=== ENTRIES SHOWN ===

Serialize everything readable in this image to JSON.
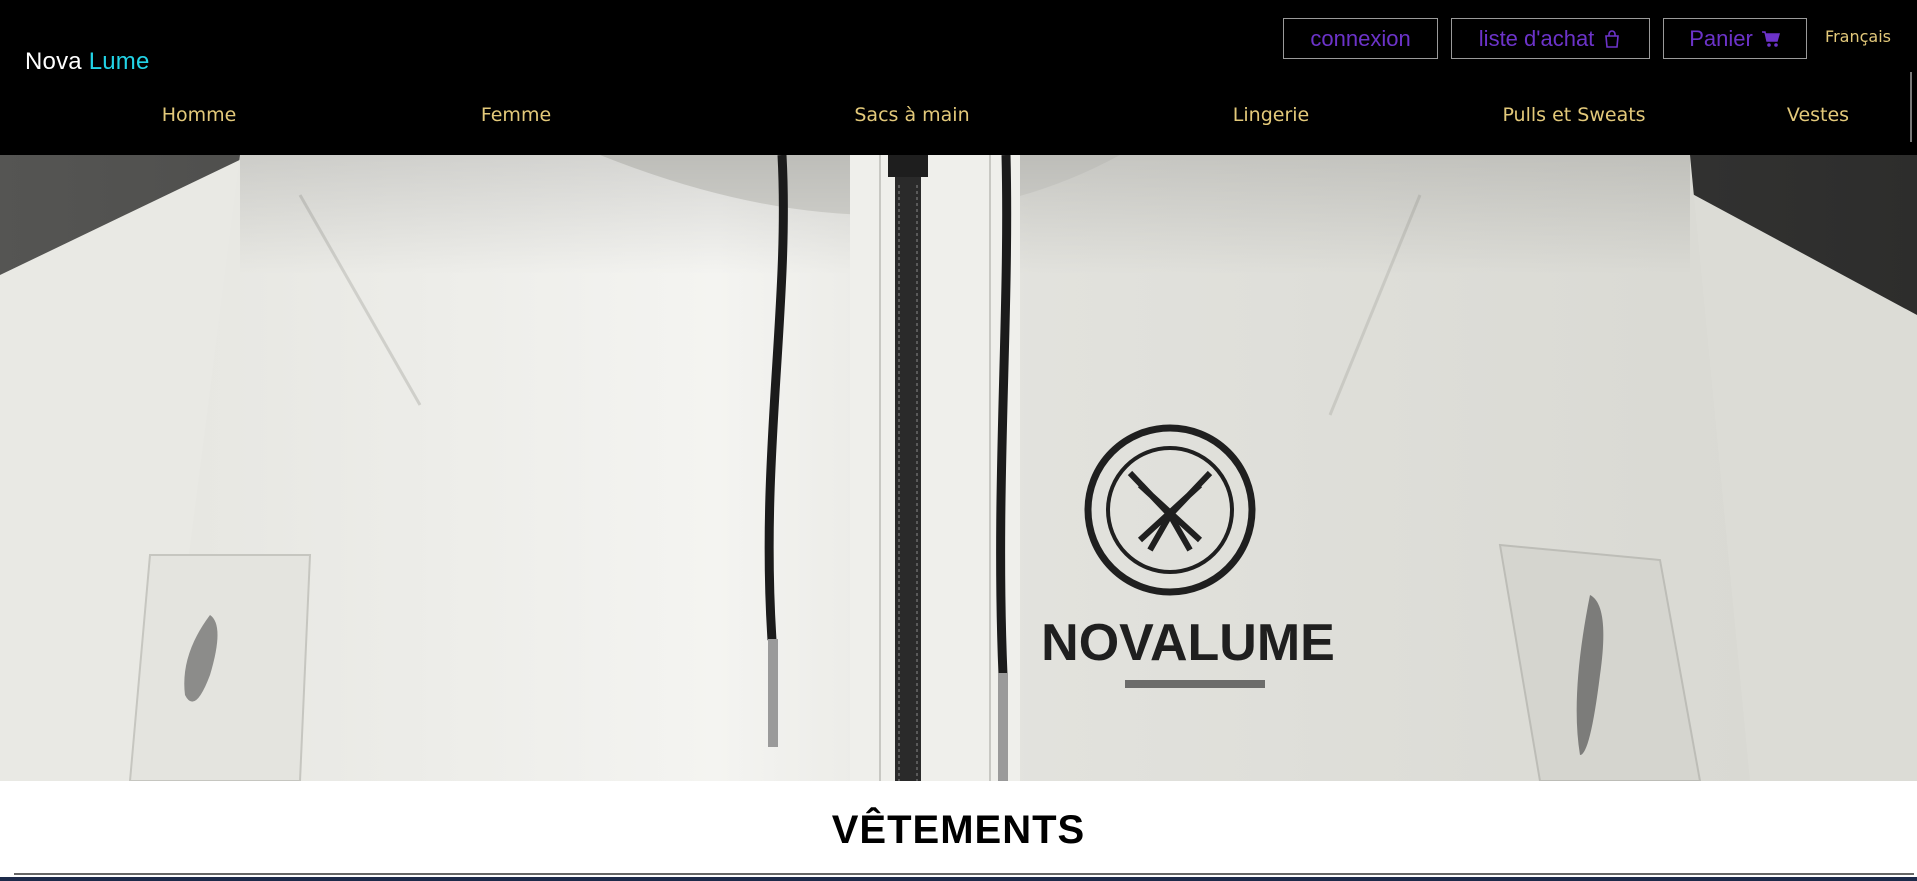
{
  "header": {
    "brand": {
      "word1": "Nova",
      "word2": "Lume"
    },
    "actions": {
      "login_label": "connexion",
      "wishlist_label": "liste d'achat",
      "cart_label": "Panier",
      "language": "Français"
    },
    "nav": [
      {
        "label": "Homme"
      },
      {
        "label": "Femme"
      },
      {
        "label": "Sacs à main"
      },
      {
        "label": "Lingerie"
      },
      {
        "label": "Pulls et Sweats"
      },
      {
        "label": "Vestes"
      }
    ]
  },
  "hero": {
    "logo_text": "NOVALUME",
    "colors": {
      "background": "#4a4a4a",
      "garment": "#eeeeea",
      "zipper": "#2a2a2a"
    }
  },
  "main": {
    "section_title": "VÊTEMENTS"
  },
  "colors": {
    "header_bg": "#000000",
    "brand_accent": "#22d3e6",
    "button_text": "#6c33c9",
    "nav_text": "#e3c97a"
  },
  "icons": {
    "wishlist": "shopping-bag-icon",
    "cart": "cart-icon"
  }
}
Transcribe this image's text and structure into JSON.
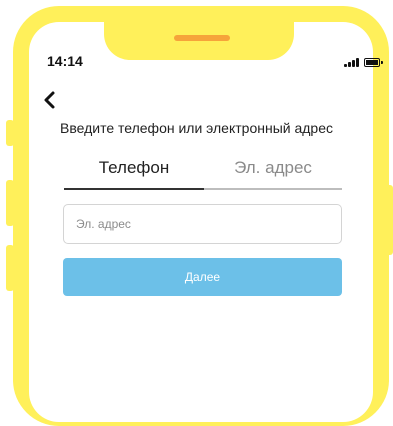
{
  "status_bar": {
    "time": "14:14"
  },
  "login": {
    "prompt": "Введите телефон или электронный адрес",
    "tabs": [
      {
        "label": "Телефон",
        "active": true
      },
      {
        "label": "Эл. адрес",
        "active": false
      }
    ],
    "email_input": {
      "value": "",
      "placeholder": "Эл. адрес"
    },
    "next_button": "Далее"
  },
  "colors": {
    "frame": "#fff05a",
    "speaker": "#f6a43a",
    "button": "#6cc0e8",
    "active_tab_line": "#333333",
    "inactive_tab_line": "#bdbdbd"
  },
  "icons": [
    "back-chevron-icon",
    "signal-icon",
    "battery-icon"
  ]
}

===

Leave every image out, and retype the material exactly.

Serialize everything readable in this image to JSON.
{
  "header": {
    "brand": {
      "word1": "Nova",
      "word2": "Lume"
    },
    "actions": {
      "login_label": "connexion",
      "wishlist_label": "liste d'achat",
      "cart_label": "Panier",
      "language": "Français"
    },
    "nav": [
      {
        "label": "Homme"
      },
      {
        "label": "Femme"
      },
      {
        "label": "Sacs à main"
      },
      {
        "label": "Lingerie"
      },
      {
        "label": "Pulls et Sweats"
      },
      {
        "label": "Vestes"
      }
    ]
  },
  "hero": {
    "logo_text": "NOVALUME",
    "colors": {
      "background": "#4a4a4a",
      "garment": "#eeeeea",
      "zipper": "#2a2a2a"
    }
  },
  "main": {
    "section_title": "VÊTEMENTS"
  },
  "colors": {
    "header_bg": "#000000",
    "brand_accent": "#22d3e6",
    "button_text": "#6c33c9",
    "nav_text": "#e3c97a"
  },
  "icons": {
    "wishlist": "shopping-bag-icon",
    "cart": "cart-icon"
  }
}
Transcribe this image's text and structure into JSON.
{
  "status_bar": {
    "time": "14:14"
  },
  "login": {
    "prompt": "Введите телефон или электронный адрес",
    "tabs": [
      {
        "label": "Телефон",
        "active": true
      },
      {
        "label": "Эл. адрес",
        "active": false
      }
    ],
    "email_input": {
      "value": "",
      "placeholder": "Эл. адрес"
    },
    "next_button": "Далее"
  },
  "colors": {
    "frame": "#fff05a",
    "speaker": "#f6a43a",
    "button": "#6cc0e8",
    "active_tab_line": "#333333",
    "inactive_tab_line": "#bdbdbd"
  },
  "icons": [
    "back-chevron-icon",
    "signal-icon",
    "battery-icon"
  ]
}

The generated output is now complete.